Your goal: Write out, exactly as they appear, only the lines running from the line with "Convert this document image to plain text." to the final line of the listing; include both.

Available records:
--- START ---

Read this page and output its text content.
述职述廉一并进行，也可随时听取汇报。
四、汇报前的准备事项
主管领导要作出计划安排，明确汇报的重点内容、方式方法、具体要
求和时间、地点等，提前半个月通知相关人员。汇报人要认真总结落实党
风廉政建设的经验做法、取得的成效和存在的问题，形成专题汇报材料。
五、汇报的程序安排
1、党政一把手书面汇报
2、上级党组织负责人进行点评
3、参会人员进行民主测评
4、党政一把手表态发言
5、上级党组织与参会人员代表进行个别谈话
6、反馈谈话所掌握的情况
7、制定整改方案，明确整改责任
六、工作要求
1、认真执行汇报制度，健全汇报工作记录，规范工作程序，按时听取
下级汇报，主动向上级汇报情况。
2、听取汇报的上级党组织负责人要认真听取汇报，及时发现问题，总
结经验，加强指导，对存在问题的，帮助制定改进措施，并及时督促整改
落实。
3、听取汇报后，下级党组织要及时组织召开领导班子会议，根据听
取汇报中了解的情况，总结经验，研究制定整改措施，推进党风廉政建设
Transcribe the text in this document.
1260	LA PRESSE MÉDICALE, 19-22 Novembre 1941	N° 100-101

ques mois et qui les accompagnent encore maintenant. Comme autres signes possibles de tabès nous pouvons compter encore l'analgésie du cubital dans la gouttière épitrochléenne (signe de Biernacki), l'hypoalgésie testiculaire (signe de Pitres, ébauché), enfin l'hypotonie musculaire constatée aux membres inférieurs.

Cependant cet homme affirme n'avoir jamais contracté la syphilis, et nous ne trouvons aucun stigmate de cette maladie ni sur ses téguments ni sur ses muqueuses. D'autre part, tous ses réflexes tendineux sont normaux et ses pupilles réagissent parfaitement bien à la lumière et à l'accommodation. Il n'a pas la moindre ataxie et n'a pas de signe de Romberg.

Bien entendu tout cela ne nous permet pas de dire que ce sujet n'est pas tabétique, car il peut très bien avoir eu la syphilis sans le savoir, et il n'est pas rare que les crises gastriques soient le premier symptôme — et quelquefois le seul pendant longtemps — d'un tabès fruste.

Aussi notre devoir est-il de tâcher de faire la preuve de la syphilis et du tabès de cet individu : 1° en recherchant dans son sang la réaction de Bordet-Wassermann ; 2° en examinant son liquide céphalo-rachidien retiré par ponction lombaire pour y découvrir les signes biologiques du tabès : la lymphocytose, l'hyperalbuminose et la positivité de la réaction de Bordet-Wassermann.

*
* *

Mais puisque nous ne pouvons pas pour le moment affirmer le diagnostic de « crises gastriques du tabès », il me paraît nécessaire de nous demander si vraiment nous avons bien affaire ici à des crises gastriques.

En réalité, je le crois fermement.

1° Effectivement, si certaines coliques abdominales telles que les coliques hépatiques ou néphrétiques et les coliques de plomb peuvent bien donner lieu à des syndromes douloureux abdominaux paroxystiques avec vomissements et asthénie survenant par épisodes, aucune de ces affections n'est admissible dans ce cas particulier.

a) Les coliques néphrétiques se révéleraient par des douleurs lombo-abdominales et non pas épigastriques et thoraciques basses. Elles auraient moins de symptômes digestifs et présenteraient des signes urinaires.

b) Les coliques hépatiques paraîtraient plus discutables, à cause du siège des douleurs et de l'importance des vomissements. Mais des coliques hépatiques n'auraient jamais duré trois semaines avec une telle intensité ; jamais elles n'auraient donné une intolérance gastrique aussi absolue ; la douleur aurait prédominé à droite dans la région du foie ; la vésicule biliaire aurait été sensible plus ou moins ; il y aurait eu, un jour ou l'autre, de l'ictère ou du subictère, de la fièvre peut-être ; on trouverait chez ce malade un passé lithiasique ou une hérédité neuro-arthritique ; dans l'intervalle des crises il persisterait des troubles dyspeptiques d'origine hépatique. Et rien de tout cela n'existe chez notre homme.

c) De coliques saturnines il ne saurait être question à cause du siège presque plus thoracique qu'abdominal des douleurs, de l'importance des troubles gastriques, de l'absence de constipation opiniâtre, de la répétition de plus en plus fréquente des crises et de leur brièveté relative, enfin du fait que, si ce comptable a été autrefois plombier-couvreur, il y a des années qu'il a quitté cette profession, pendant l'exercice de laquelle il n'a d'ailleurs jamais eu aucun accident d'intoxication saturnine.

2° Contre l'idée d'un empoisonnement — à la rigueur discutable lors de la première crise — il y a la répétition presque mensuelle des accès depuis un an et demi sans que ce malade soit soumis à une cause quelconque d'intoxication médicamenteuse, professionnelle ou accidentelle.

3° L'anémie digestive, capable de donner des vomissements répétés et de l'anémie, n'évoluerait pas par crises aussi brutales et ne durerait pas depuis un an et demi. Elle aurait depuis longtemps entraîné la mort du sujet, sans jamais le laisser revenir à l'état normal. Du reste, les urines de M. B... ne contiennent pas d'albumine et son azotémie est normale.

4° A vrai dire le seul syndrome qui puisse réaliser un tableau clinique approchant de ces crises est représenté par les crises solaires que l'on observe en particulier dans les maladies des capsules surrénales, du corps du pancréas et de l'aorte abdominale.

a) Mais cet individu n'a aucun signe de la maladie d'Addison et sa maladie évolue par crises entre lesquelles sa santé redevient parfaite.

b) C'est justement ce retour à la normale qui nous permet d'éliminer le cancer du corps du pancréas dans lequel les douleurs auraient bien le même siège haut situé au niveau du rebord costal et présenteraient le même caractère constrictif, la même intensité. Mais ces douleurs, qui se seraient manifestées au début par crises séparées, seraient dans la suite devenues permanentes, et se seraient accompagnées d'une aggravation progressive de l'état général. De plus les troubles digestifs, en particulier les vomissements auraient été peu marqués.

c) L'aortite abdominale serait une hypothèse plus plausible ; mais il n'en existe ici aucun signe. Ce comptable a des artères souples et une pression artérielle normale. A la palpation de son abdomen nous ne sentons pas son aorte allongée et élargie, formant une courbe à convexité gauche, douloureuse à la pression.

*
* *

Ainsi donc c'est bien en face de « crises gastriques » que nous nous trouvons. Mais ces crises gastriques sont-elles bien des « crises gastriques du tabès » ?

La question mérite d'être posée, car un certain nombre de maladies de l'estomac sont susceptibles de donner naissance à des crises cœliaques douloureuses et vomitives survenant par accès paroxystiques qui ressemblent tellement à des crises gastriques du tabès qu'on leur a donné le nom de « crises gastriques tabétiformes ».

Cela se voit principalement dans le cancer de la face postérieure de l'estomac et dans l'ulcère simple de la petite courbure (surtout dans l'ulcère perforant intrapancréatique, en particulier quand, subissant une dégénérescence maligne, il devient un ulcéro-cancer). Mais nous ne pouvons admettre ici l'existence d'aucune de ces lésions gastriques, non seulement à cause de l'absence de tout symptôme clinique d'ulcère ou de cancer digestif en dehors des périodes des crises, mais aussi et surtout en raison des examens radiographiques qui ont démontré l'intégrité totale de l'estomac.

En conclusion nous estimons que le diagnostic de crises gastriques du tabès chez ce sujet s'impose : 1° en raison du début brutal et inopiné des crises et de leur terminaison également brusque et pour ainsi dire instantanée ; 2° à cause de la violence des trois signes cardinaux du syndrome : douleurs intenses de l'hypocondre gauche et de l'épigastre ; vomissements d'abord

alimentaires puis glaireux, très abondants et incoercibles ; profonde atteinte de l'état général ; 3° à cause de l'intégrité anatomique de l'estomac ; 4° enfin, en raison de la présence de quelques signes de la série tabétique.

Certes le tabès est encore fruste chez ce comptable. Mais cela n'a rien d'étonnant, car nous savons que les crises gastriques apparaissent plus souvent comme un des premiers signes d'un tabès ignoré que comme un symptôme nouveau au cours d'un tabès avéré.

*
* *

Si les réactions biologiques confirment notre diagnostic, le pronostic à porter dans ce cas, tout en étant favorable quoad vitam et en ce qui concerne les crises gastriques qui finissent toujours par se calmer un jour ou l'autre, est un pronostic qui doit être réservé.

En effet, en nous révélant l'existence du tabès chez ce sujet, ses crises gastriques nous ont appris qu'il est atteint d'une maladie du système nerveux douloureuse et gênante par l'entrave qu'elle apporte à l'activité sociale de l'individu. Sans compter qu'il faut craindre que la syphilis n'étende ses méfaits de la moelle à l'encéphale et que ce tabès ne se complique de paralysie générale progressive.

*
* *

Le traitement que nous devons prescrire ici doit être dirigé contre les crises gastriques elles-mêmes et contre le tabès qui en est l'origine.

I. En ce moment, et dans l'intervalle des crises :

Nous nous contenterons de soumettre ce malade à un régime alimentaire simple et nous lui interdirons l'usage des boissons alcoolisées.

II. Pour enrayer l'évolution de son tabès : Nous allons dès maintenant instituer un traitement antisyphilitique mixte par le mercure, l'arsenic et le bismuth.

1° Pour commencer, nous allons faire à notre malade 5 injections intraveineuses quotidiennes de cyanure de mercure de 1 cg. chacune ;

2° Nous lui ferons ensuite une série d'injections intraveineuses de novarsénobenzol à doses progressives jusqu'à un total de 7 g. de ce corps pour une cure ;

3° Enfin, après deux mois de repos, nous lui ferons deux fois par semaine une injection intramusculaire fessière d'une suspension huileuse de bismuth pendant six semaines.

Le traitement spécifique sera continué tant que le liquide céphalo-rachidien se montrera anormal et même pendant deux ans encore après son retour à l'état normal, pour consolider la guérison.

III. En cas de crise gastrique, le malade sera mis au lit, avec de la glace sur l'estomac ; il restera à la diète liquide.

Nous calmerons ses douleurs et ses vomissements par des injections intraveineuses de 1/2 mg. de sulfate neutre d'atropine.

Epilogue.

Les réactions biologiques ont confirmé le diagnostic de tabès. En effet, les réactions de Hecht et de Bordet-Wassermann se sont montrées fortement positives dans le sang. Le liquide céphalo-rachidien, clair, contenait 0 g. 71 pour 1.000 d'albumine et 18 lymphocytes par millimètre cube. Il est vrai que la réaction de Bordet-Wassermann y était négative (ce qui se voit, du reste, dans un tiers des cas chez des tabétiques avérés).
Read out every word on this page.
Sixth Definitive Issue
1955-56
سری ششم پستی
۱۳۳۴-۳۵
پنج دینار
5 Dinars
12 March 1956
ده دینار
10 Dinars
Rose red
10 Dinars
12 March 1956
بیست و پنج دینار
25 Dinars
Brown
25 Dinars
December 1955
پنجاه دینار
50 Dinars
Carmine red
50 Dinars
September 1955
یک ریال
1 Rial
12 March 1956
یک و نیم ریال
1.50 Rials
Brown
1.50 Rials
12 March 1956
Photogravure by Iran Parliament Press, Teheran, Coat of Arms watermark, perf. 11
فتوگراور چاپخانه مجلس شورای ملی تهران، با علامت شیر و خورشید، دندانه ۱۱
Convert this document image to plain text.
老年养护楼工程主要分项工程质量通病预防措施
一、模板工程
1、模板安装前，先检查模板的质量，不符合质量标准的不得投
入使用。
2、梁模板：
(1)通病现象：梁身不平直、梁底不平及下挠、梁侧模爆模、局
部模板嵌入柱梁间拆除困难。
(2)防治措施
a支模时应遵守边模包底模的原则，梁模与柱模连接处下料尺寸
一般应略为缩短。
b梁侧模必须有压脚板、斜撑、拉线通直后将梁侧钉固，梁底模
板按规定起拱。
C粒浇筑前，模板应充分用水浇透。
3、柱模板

--- END ---

Completed task:
Convert this document image to plain text.
老年养护楼工程主要分项工程质量通病预防措施
一、模板工程
1、模板安装前，先检查模板的质量，不符合质量标准的不得投
入使用。
2、梁模板：
(1)通病现象：梁身不平直、梁底不平及下挠、梁侧模爆模、局
部模板嵌入柱梁间拆除困难。
(2)防治措施
a支模时应遵守边模包底模的原则，梁模与柱模连接处下料尺寸
一般应略为缩短。
b梁侧模必须有压脚板、斜撑、拉线通直后将梁侧钉固，梁底模
板按规定起拱。
C粒浇筑前，模板应充分用水浇透。
3、柱模板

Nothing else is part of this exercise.